TEXTO DE ORIGEM:
::::

O acompanhamento a domicílio representa, realmente, um esforço enorme, já que “tudo aquilo que é realizado nos hospitais deve ser repetido em casa. Cada paciente exige uma estratégia diferente e com cargas muito diversas entre si, para poder alcançar o máximo de conforto”.
Todavia, uma vez que as famílias se convencem da oportunidade optam por este caminho alternativo. Elas sabem que podem contar com um grupo móvel e disponível 24 horas por dia e que a porta do hospital permanece aberta, no caso de necessidade. “E, frequentemente, as famílias que escolheram esta estratégia, ao final, nos agradecem por terem tido esta possibilidade”, conta o especialista.
A ajuda no luto
As CPP vão mais além: ao final, “infelizmente, a criança vai desaparecer mas é importante continuar a acompanhar a família até que, pouco a pouco, ela inicie a reconstrução para retomar uma vida normal. Estes pais e estes irmãos e irmãs vão ter uma cicatriz extremamente profunda, dolorosa. Com o acompanhamento, tentamos deixá-la um pouco de lado, mesmo sabendo que, naturalmente, vai ser visível a todos e até o fim das suas vidas”.
Uma doença que provoca a morte de uma criança implode as relações familiares. Os casais separam-se, os irmãos e as irmãs crescem com distúrbios de desenvolvimento e de relações com os pais. “Uma das soluções é a tentativa de levar terapeutas familiares. Para poder recompor a família, para reencontrar um equilíbrio, a situação exige especialistas que tenham mais instrumentos de formação e tempo do que nós, principalmente, os pedopsiquiatras especializados em terapia familiar”, nos explica ele.
Global e multidisciplinar
Uma das principais características das CPP são as vias multidisciplinares de confronto com os problemas. O contexto complexo e a particularidade das patologias exigem este envolvimento múltiplo. Estas doenças são raras e específicas da criança, com um percurso, uma medicação e tratamentos diferentes daqueles dispensados aos adultos, revela o professor Ansari.
“A Pediatria deve ter absolutamente esses grupos de especialistas pediátricos em cuidados paliativos”

::::

TAREFA A: Segundo o texto sobre cuidados paliativos pediátricos, por que as CPP precisam de um envolvimento multidisciplinar? Responda em uma a três frases.
TAREFA B: Liste os aspectos em que, de acordo com o texto sobre cuidados paliativos pediátricos, as doenças da criança diferem das doenças dos adultos.

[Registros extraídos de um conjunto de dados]

::::

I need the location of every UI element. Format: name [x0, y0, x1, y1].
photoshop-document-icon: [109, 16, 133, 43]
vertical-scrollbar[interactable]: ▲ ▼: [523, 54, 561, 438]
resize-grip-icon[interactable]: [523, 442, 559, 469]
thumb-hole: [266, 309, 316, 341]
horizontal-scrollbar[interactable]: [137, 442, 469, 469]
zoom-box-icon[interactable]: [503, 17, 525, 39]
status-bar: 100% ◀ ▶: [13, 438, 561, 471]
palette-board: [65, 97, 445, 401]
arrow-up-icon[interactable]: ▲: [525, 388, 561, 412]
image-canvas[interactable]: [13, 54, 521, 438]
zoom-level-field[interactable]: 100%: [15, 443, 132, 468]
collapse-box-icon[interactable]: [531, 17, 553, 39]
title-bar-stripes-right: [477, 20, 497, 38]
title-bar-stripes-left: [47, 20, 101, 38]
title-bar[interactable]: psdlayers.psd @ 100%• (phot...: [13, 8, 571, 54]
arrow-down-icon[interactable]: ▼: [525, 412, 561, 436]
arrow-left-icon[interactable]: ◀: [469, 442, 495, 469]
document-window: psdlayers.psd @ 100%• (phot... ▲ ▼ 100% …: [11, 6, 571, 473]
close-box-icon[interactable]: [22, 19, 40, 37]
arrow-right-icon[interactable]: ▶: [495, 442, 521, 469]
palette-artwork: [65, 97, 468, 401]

::::

RESPOSTA ESCRITA A: O envolvimento multidisciplinar é exigido pelo contexto complexo e pela particularidade das patologias. Essas doenças são raras e específicas da criança e têm percurso, medicação e tratamentos diferentes dos dispensados aos adultos.

RESPOSTA ESCRITA B:
- percurso
- medicação
- tratamentos